◆ Do this ◆
Locate every line in the records below that holds the word "everything" and return each one.
***** Extracted entries
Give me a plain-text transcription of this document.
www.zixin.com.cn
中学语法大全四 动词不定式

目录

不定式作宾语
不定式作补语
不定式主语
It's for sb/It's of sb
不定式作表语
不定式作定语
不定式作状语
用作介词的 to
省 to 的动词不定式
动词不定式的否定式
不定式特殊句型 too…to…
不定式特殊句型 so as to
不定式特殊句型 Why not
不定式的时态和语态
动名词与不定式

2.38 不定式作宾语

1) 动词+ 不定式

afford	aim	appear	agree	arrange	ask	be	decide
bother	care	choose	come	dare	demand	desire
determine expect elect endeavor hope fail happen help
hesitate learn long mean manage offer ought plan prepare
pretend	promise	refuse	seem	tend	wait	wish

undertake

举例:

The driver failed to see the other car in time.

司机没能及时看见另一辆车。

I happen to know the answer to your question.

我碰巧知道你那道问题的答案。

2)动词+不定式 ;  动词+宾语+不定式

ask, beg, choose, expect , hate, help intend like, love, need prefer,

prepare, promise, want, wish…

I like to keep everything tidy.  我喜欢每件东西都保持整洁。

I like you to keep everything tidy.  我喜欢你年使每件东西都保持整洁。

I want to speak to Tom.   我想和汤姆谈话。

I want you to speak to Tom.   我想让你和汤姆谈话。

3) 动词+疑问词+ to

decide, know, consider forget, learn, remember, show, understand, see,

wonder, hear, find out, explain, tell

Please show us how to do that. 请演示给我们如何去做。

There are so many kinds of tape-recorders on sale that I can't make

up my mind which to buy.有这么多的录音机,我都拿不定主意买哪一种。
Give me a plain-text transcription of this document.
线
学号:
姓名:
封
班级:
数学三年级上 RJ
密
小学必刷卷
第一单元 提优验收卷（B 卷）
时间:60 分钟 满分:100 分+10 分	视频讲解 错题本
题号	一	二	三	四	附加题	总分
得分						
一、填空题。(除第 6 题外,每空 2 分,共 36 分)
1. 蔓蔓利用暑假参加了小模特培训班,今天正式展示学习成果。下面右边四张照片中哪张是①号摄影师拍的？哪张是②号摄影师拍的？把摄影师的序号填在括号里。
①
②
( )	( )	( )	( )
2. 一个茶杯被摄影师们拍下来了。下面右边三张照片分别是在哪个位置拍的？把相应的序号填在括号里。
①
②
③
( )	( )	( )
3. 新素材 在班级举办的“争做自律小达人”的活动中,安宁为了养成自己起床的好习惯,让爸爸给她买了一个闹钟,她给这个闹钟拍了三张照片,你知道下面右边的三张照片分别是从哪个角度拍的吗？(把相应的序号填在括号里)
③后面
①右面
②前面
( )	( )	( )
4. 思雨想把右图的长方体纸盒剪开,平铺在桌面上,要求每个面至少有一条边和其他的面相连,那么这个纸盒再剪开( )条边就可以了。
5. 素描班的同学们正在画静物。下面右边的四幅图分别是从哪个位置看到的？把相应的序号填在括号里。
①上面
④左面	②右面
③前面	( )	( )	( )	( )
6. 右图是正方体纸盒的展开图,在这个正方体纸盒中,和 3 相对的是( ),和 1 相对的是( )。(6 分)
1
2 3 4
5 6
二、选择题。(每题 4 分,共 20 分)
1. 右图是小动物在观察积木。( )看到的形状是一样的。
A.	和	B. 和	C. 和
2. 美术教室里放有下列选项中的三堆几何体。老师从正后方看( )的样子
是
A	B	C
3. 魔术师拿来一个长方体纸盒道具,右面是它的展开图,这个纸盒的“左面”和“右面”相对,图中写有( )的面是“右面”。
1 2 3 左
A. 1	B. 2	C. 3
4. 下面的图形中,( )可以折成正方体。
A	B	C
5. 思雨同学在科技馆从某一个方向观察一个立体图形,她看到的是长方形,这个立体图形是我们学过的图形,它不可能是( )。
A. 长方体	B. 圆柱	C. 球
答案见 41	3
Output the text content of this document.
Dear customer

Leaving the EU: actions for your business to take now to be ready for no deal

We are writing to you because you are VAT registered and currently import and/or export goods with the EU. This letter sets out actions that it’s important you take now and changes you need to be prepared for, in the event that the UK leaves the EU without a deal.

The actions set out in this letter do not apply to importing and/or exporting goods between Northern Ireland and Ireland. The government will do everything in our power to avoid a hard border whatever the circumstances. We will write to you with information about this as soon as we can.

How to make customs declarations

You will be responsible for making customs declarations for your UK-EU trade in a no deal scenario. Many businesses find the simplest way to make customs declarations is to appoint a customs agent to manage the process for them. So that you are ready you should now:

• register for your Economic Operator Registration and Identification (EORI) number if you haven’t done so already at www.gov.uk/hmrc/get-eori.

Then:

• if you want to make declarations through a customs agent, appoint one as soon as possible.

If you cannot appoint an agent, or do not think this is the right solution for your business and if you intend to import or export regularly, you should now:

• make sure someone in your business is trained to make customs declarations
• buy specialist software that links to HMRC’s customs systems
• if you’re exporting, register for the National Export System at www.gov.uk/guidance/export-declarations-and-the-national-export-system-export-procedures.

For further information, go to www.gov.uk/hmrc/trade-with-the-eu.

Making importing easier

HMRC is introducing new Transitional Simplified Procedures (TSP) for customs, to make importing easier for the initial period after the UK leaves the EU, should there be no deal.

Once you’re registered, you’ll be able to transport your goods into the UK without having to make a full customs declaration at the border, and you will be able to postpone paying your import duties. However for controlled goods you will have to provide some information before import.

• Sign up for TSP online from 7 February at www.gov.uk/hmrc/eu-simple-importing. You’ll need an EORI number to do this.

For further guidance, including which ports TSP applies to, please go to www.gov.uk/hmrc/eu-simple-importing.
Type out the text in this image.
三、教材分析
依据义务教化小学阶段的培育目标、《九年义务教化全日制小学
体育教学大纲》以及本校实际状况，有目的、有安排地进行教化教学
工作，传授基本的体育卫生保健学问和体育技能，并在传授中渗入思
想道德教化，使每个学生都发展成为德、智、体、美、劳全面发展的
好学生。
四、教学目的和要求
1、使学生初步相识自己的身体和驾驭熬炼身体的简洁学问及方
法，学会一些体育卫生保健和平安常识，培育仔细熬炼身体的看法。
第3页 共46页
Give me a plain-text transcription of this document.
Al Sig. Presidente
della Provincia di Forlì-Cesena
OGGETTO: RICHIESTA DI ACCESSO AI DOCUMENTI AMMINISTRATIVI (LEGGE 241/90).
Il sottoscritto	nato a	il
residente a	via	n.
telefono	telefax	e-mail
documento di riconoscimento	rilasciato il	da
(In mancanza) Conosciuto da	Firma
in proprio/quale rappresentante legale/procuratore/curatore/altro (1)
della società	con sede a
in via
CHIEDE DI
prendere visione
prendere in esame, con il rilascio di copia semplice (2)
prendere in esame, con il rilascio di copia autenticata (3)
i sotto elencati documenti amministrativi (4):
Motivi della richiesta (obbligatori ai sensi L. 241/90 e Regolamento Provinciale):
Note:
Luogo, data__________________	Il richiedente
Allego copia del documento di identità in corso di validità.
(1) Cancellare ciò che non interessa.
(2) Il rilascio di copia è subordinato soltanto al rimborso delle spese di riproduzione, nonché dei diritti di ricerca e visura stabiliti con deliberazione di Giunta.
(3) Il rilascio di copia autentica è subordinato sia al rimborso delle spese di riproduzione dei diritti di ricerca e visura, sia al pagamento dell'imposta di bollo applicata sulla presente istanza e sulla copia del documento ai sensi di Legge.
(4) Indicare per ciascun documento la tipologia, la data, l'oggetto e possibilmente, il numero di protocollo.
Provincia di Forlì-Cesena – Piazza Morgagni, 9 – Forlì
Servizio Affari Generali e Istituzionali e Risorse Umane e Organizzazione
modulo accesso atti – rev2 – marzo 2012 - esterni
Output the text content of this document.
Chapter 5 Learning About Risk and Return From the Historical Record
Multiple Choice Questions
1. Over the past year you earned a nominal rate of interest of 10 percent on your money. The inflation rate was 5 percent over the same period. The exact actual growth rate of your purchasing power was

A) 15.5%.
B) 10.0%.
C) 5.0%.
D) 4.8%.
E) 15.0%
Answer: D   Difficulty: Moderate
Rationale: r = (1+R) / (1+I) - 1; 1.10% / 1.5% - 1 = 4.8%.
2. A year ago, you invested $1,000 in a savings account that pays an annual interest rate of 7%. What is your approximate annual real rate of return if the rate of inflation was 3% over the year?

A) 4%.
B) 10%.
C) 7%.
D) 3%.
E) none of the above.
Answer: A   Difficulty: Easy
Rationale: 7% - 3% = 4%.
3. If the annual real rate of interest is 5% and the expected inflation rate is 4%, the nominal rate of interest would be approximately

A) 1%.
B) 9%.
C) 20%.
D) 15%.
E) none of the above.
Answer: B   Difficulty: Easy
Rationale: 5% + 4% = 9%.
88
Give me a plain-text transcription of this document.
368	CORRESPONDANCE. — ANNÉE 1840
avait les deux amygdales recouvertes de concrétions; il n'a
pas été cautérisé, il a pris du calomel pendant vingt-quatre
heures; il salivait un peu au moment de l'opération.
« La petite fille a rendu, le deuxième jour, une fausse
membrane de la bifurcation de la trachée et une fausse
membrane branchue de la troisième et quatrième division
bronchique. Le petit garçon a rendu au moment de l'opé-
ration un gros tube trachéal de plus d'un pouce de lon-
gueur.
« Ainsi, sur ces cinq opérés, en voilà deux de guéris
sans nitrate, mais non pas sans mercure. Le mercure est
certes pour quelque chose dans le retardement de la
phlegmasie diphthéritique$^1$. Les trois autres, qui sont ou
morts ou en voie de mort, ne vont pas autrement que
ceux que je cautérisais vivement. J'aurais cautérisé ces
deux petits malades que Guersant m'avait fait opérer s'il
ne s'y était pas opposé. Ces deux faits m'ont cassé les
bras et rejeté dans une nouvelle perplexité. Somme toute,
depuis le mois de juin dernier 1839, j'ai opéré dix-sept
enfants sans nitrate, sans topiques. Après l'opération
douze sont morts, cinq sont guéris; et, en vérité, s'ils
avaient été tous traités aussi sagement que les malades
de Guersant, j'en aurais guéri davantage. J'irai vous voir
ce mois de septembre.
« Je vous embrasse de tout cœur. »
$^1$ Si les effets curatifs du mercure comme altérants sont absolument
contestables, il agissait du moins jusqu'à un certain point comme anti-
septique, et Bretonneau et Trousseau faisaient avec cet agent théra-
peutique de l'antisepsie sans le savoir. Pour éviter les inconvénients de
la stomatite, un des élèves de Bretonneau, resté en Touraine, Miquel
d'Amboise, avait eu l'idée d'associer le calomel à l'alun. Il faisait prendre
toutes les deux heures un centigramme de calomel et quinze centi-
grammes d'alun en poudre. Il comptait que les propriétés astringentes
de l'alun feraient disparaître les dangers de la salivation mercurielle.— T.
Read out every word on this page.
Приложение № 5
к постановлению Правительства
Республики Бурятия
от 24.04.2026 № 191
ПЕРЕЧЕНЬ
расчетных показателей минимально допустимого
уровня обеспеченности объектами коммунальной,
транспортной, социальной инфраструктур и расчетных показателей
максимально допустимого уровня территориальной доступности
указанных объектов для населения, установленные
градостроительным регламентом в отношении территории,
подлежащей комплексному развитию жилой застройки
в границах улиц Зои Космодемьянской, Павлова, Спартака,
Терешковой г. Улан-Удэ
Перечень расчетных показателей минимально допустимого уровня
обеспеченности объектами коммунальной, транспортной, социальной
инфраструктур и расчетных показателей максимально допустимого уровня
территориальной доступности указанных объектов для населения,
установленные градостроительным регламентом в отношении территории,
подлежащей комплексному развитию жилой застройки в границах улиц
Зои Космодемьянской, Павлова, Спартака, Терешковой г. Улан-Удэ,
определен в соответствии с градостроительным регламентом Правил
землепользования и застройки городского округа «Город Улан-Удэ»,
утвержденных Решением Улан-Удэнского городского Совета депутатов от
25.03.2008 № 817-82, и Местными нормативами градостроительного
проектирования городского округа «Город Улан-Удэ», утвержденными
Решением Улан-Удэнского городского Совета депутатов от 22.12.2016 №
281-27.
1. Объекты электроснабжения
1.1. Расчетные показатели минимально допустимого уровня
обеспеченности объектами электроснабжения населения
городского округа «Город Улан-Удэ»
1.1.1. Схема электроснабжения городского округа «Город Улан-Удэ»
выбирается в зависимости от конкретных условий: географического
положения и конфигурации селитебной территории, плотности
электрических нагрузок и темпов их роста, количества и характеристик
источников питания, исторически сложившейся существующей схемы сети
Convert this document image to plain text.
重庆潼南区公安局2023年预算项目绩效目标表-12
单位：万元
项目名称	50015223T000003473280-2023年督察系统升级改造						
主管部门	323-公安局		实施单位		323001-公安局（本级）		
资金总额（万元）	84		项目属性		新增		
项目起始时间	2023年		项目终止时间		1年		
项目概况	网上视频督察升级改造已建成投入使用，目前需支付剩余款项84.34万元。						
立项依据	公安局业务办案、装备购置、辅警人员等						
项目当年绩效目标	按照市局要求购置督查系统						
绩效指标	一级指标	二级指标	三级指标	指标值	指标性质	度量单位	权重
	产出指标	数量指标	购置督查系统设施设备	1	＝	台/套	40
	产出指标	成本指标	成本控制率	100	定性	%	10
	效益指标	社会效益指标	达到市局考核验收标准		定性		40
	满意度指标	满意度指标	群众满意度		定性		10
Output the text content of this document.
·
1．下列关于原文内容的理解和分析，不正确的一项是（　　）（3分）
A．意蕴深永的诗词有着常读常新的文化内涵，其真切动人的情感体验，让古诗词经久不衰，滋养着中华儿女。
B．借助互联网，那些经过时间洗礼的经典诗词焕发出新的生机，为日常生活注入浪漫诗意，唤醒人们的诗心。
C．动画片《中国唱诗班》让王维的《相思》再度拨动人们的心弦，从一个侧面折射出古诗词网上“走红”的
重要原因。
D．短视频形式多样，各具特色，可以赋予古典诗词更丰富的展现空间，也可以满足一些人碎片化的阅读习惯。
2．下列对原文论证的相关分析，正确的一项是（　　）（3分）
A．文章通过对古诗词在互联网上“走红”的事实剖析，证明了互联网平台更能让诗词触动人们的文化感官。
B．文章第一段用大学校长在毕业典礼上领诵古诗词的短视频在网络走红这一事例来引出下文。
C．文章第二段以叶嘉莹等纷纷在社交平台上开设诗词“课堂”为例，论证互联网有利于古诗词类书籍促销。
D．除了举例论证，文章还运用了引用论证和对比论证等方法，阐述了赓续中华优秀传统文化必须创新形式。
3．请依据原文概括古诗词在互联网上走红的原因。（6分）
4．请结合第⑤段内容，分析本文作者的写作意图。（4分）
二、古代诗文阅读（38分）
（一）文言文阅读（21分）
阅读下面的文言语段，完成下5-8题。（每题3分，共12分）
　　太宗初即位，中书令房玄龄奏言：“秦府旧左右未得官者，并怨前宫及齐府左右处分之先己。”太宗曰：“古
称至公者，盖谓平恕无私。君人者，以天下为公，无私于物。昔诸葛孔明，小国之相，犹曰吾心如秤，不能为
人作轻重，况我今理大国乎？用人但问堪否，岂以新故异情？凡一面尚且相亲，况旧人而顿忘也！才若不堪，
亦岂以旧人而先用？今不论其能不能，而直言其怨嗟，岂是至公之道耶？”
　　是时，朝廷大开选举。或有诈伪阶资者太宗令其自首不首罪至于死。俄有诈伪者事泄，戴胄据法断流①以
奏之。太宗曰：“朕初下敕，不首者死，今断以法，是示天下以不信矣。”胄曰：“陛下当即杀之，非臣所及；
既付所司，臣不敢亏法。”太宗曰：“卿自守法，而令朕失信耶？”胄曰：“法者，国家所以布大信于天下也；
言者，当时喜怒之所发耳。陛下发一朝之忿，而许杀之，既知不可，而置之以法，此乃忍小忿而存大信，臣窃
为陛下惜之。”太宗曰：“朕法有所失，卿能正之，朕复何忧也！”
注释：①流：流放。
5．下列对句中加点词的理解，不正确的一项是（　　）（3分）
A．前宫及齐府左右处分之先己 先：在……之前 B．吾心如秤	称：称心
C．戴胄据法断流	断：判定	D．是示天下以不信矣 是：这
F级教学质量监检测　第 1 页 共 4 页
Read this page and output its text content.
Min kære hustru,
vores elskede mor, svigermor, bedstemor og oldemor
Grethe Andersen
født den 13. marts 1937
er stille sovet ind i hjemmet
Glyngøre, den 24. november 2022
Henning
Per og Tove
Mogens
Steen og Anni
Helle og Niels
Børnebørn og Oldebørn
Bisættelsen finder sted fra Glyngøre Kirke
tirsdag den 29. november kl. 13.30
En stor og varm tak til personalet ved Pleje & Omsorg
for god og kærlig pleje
**********
◆ Written solution ◆
I like to keep everything tidy.  我喜欢每件东西都保持整洁。
I like you to keep everything tidy.  我喜欢你年使每件东西都保持整洁。
The actions set out in this letter do not apply to importing and/or exporting goods between Northern Ireland and Ireland. The government will do everything in our power to avoid a hard border whatever the circumstances. We will write to you with information about this as soon as we can.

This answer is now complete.